*Direction*. Copy every record below exactly.

*Record excerpts*.
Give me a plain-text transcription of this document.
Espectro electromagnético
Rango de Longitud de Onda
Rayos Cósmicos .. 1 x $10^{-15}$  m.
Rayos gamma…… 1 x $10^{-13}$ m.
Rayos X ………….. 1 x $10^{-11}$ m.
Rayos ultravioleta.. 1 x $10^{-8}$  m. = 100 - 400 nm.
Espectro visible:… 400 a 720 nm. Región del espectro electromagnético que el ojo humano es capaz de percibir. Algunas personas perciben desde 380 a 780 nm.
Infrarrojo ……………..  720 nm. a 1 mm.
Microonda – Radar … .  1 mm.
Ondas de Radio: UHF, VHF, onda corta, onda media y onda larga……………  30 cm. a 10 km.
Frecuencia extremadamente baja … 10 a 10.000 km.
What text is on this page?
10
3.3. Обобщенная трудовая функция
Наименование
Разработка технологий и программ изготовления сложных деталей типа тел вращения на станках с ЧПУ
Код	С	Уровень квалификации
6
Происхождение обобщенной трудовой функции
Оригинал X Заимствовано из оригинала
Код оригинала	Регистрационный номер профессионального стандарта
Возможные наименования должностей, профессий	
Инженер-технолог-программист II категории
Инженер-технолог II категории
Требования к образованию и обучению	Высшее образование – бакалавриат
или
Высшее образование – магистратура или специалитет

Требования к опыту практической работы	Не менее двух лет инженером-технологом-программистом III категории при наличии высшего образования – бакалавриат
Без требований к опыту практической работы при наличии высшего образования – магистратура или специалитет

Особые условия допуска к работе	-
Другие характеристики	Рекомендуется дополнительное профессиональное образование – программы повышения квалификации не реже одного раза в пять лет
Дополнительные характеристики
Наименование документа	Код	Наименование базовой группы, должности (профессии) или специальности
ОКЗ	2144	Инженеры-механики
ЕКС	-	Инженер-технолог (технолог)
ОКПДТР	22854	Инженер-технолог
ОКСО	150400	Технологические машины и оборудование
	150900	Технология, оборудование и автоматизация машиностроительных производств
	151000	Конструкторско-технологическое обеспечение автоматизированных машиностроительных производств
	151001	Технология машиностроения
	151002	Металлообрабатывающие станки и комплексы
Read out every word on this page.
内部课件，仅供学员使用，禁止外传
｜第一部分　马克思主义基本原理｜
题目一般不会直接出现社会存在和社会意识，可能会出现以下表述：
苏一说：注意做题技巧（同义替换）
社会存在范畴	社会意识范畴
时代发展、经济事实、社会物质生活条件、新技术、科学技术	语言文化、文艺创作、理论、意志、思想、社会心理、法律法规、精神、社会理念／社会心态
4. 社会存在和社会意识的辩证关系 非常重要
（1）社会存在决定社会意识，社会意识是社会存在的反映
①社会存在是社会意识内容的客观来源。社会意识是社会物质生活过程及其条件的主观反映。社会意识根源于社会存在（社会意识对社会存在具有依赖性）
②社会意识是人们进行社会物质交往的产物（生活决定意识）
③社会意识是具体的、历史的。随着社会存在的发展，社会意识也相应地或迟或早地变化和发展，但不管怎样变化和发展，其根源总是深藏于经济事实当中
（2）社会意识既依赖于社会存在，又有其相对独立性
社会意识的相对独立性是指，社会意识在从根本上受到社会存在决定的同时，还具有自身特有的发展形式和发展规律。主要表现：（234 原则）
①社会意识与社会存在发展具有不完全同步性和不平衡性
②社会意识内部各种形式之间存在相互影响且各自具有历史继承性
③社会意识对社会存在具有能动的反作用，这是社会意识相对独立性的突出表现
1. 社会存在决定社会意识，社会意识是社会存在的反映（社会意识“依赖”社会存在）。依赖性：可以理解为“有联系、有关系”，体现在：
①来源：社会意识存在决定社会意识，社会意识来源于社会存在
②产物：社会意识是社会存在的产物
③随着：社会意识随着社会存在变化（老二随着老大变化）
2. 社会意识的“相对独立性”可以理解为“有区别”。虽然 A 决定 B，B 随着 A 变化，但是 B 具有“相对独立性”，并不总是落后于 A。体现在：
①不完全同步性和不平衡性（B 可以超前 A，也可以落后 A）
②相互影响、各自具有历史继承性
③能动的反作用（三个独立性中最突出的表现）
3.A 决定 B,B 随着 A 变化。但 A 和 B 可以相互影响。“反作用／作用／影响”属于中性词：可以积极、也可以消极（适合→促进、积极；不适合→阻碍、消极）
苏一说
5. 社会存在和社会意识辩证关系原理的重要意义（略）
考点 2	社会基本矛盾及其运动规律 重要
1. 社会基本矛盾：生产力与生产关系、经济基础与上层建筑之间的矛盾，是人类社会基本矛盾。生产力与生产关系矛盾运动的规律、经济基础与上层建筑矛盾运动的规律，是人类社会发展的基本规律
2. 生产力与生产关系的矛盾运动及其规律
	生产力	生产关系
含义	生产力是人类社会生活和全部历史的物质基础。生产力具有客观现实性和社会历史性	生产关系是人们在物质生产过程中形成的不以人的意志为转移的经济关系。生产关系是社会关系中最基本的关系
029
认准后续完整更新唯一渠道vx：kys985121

*Solution below*.
Give me a plain-text transcription of this document.
Espectro electromagnético
Rango de Longitud de Onda
Rayos Cósmicos .. 1 x $10^{-15}$  m.
Rayos gamma…… 1 x $10^{-13}$ m.
Rayos X ………….. 1 x $10^{-11}$ m.
Rayos ultravioleta.. 1 x $10^{-8}$  m. = 100 - 400 nm.
Espectro visible:… 400 a 720 nm. Región del espectro electromagnético que el ojo humano es capaz de percibir. Algunas personas perciben desde 380 a 780 nm.
Infrarrojo ……………..  720 nm. a 1 mm.
Microonda – Radar … .  1 mm.
Ondas de Radio: UHF, VHF, onda corta, onda media y onda larga……………  30 cm. a 10 km.
Frecuencia extremadamente baja … 10 a 10.000 km.
What text is on this page?
10
3.3. Обобщенная трудовая функция
Наименование
Разработка технологий и программ изготовления сложных деталей типа тел вращения на станках с ЧПУ
Код	С	Уровень квалификации
6
Происхождение обобщенной трудовой функции
Оригинал X Заимствовано из оригинала
Код оригинала	Регистрационный номер профессионального стандарта
Возможные наименования должностей, профессий	
Инженер-технолог-программист II категории
Инженер-технолог II категории
Требования к образованию и обучению	Высшее образование – бакалавриат
или
Высшее образование – магистратура или специалитет

Требования к опыту практической работы	Не менее двух лет инженером-технологом-программистом III категории при наличии высшего образования – бакалавриат
Без требований к опыту практической работы при наличии высшего образования – магистратура или специалитет

Особые условия допуска к работе	-
Другие характеристики	Рекомендуется дополнительное профессиональное образование – программы повышения квалификации не реже одного раза в пять лет
Дополнительные характеристики
Наименование документа	Код	Наименование базовой группы, должности (профессии) или специальности
ОКЗ	2144	Инженеры-механики
ЕКС	-	Инженер-технолог (технолог)
ОКПДТР	22854	Инженер-технолог
ОКСО	150400	Технологические машины и оборудование
	150900	Технология, оборудование и автоматизация машиностроительных производств
	151000	Конструкторско-технологическое обеспечение автоматизированных машиностроительных производств
	151001	Технология машиностроения
	151002	Металлообрабатывающие станки и комплексы
Read out every word on this page.
内部课件，仅供学员使用，禁止外传
｜第一部分　马克思主义基本原理｜
题目一般不会直接出现社会存在和社会意识，可能会出现以下表述：
苏一说：注意做题技巧（同义替换）
社会存在范畴	社会意识范畴
时代发展、经济事实、社会物质生活条件、新技术、科学技术	语言文化、文艺创作、理论、意志、思想、社会心理、法律法规、精神、社会理念／社会心态
4. 社会存在和社会意识的辩证关系 非常重要
（1）社会存在决定社会意识，社会意识是社会存在的反映
①社会存在是社会意识内容的客观来源。社会意识是社会物质生活过程及其条件的主观反映。社会意识根源于社会存在（社会意识对社会存在具有依赖性）
②社会意识是人们进行社会物质交往的产物（生活决定意识）
③社会意识是具体的、历史的。随着社会存在的发展，社会意识也相应地或迟或早地变化和发展，但不管怎样变化和发展，其根源总是深藏于经济事实当中
（2）社会意识既依赖于社会存在，又有其相对独立性
社会意识的相对独立性是指，社会意识在从根本上受到社会存在决定的同时，还具有自身特有的发展形式和发展规律。主要表现：（234 原则）
①社会意识与社会存在发展具有不完全同步性和不平衡性
②社会意识内部各种形式之间存在相互影响且各自具有历史继承性
③社会意识对社会存在具有能动的反作用，这是社会意识相对独立性的突出表现
1. 社会存在决定社会意识，社会意识是社会存在的反映（社会意识“依赖”社会存在）。依赖性：可以理解为“有联系、有关系”，体现在：
①来源：社会意识存在决定社会意识，社会意识来源于社会存在
②产物：社会意识是社会存在的产物
③随着：社会意识随着社会存在变化（老二随着老大变化）
2. 社会意识的“相对独立性”可以理解为“有区别”。虽然 A 决定 B，B 随着 A 变化，但是 B 具有“相对独立性”，并不总是落后于 A。体现在：
①不完全同步性和不平衡性（B 可以超前 A，也可以落后 A）
②相互影响、各自具有历史继承性
③能动的反作用（三个独立性中最突出的表现）
3.A 决定 B,B 随着 A 变化。但 A 和 B 可以相互影响。“反作用／作用／影响”属于中性词：可以积极、也可以消极（适合→促进、积极；不适合→阻碍、消极）
苏一说
5. 社会存在和社会意识辩证关系原理的重要意义（略）
考点 2	社会基本矛盾及其运动规律 重要
1. 社会基本矛盾：生产力与生产关系、经济基础与上层建筑之间的矛盾，是人类社会基本矛盾。生产力与生产关系矛盾运动的规律、经济基础与上层建筑矛盾运动的规律，是人类社会发展的基本规律
2. 生产力与生产关系的矛盾运动及其规律
	生产力	生产关系
含义	生产力是人类社会生活和全部历史的物质基础。生产力具有客观现实性和社会历史性	生产关系是人们在物质生产过程中形成的不以人的意志为转移的经济关系。生产关系是社会关系中最基本的关系
029
认准后续完整更新唯一渠道vx：kys985121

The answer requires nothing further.